_Stated problem_
Wherever the word "series" appears in a line, extract that line.

(Figure collection entries)
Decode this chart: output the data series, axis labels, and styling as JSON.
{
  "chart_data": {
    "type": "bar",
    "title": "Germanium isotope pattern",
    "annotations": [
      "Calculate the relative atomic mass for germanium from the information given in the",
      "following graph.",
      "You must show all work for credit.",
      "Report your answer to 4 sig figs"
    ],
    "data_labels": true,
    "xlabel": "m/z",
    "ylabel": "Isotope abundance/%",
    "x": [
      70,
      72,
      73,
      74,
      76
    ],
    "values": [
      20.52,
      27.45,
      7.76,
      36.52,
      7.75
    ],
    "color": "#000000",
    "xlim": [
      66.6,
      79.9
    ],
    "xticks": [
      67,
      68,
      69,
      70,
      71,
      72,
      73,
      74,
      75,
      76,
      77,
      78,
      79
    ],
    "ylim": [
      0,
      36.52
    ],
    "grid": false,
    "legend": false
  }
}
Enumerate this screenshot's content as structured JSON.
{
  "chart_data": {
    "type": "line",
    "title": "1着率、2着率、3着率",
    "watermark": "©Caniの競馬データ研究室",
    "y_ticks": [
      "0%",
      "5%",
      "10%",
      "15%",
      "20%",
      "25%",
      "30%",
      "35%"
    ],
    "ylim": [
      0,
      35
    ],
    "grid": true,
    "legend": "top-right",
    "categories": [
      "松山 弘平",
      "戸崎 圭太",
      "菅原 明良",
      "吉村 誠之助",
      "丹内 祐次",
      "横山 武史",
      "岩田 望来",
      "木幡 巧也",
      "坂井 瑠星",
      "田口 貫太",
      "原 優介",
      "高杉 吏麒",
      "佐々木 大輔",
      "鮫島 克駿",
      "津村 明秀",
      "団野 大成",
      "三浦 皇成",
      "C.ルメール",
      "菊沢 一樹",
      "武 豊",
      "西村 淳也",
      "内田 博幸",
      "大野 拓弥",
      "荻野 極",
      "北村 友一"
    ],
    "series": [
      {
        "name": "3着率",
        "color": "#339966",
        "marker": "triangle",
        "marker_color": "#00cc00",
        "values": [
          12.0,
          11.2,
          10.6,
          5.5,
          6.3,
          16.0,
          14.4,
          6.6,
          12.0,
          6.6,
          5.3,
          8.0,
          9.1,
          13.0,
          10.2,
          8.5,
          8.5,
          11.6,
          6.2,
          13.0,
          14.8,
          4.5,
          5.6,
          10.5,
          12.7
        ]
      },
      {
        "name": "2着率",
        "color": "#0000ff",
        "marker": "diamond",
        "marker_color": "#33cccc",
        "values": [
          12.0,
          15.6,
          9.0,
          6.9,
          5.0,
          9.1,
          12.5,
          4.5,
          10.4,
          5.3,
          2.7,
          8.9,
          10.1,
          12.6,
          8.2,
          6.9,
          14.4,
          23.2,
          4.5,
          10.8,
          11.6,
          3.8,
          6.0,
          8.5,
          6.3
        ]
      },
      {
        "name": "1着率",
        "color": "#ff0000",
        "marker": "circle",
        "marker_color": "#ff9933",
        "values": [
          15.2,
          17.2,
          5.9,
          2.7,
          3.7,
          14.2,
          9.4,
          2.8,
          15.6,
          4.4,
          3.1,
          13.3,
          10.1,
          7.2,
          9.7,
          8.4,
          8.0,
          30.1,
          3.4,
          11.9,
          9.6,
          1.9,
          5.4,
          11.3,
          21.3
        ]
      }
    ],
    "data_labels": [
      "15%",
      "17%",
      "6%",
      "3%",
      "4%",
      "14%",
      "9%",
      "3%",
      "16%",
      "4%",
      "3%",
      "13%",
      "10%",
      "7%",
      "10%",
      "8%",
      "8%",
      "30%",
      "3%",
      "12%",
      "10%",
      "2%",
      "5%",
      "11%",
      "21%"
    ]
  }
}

_Written answer_
Decode this chart: output the data series, axis labels, and styling as JSON.
    "series": [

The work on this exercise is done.